**EXERCISE**
Read the lines that follow and pick out every one containing the word "name".

::: SUPPLIED INFORMATION

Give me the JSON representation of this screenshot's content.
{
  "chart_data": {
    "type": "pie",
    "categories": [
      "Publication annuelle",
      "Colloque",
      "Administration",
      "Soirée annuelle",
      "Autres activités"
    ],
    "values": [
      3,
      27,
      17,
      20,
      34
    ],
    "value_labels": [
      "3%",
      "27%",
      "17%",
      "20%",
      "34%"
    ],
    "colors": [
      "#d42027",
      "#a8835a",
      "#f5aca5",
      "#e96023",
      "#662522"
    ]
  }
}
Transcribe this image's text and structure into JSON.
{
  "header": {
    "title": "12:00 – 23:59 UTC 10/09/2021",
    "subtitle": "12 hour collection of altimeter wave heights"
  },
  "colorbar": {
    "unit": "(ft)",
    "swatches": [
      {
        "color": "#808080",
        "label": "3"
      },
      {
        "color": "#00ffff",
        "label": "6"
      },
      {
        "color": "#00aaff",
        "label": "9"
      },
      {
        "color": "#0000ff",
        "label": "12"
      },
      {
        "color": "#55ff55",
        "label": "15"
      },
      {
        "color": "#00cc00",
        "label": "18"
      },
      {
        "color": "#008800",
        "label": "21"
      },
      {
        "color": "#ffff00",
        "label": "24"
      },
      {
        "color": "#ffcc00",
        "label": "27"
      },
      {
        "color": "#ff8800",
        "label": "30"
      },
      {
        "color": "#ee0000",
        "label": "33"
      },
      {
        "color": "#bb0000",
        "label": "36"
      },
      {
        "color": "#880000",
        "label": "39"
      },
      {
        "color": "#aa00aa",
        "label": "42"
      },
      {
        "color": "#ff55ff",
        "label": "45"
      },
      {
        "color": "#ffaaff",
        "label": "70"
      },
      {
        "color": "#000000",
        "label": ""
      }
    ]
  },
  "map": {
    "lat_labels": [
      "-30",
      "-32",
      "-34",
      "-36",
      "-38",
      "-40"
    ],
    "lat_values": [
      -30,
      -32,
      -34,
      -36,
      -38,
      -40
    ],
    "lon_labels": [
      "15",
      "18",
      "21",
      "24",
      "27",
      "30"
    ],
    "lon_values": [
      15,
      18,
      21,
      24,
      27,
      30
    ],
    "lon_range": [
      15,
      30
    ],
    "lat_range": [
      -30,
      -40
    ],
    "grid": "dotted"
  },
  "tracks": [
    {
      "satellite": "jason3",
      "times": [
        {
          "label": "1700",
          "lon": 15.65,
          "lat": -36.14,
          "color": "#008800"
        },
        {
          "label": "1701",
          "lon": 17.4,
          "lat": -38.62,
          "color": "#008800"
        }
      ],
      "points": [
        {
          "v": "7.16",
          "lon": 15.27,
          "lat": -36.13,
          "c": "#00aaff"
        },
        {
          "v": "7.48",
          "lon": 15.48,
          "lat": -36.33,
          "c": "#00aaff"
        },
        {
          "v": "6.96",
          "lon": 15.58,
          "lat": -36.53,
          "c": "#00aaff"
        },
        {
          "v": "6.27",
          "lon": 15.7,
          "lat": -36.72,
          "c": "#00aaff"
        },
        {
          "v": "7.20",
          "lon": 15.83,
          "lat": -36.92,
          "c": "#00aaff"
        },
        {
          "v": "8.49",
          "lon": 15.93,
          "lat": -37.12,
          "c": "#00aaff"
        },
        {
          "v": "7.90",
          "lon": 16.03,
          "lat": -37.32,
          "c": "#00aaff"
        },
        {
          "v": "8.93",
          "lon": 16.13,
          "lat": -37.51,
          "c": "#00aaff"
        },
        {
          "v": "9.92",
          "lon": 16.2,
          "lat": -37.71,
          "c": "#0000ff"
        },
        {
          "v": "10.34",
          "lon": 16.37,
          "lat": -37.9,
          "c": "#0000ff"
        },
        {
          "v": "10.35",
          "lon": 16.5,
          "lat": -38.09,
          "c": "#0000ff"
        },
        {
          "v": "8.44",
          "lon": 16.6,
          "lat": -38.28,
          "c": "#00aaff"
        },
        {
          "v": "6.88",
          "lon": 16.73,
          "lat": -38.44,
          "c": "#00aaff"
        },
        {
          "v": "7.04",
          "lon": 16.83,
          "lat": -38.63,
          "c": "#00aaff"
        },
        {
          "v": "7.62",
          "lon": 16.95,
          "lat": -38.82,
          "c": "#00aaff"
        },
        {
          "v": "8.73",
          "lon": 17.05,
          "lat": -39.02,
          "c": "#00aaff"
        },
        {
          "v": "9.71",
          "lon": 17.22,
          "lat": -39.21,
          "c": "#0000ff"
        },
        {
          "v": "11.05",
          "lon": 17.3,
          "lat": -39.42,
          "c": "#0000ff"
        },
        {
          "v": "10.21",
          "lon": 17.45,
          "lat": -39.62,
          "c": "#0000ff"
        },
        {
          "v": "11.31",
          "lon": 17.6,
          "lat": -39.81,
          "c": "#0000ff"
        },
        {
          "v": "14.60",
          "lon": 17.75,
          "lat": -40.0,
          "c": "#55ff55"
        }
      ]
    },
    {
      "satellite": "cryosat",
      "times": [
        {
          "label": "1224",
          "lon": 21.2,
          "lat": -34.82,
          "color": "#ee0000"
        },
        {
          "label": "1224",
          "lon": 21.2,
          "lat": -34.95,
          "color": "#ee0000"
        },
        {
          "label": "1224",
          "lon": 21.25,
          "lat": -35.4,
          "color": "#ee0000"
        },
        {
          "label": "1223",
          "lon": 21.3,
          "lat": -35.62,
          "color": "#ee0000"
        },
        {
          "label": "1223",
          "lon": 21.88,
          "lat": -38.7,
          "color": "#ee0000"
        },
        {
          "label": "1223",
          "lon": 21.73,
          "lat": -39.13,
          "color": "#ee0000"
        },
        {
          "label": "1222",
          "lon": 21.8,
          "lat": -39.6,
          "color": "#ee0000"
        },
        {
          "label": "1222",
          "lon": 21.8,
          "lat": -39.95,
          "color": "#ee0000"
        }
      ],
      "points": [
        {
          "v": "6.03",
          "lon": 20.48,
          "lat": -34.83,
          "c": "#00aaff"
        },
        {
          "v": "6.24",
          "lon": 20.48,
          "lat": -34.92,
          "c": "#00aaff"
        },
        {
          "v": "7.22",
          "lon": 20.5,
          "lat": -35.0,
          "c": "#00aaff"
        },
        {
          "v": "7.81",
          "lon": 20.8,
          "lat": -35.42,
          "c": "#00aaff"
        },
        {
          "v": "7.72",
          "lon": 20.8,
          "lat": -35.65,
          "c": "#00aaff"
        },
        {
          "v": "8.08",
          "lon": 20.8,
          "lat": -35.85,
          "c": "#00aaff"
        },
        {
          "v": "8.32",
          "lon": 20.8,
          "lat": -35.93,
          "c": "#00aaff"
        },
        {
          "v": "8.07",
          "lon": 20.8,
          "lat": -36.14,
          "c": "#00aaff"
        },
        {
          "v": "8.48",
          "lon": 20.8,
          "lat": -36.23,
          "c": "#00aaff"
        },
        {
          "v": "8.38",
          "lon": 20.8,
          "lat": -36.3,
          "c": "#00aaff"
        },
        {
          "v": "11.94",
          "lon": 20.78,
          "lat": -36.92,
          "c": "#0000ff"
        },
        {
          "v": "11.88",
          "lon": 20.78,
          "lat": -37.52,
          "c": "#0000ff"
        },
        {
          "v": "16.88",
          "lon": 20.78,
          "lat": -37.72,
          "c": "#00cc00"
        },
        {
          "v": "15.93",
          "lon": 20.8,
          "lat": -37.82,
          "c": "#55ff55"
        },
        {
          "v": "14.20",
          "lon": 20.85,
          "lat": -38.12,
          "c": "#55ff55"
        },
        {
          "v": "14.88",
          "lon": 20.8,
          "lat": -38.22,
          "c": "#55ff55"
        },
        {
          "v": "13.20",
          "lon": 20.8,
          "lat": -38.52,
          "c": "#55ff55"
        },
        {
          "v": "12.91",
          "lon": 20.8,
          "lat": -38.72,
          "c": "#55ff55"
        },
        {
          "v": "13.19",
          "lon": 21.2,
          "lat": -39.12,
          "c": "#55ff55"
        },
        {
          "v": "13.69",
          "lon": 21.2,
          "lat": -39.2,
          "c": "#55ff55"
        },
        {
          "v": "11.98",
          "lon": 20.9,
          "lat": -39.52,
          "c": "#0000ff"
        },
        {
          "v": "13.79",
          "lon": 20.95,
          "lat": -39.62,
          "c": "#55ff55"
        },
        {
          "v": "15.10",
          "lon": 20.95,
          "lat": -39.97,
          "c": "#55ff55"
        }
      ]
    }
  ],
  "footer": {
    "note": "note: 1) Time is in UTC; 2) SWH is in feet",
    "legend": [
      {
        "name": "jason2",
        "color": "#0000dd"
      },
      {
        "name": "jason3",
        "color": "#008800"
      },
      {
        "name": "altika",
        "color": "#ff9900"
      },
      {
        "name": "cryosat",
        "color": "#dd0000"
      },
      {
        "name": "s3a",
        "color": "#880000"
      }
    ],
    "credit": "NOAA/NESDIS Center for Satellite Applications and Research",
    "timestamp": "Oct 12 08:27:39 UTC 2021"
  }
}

::::::

**RIGHT ANSWER**
        "name": "jason2",
        "name": "jason3",
        "name": "altika",
        "name": "cryosat",
        "name": "s3a",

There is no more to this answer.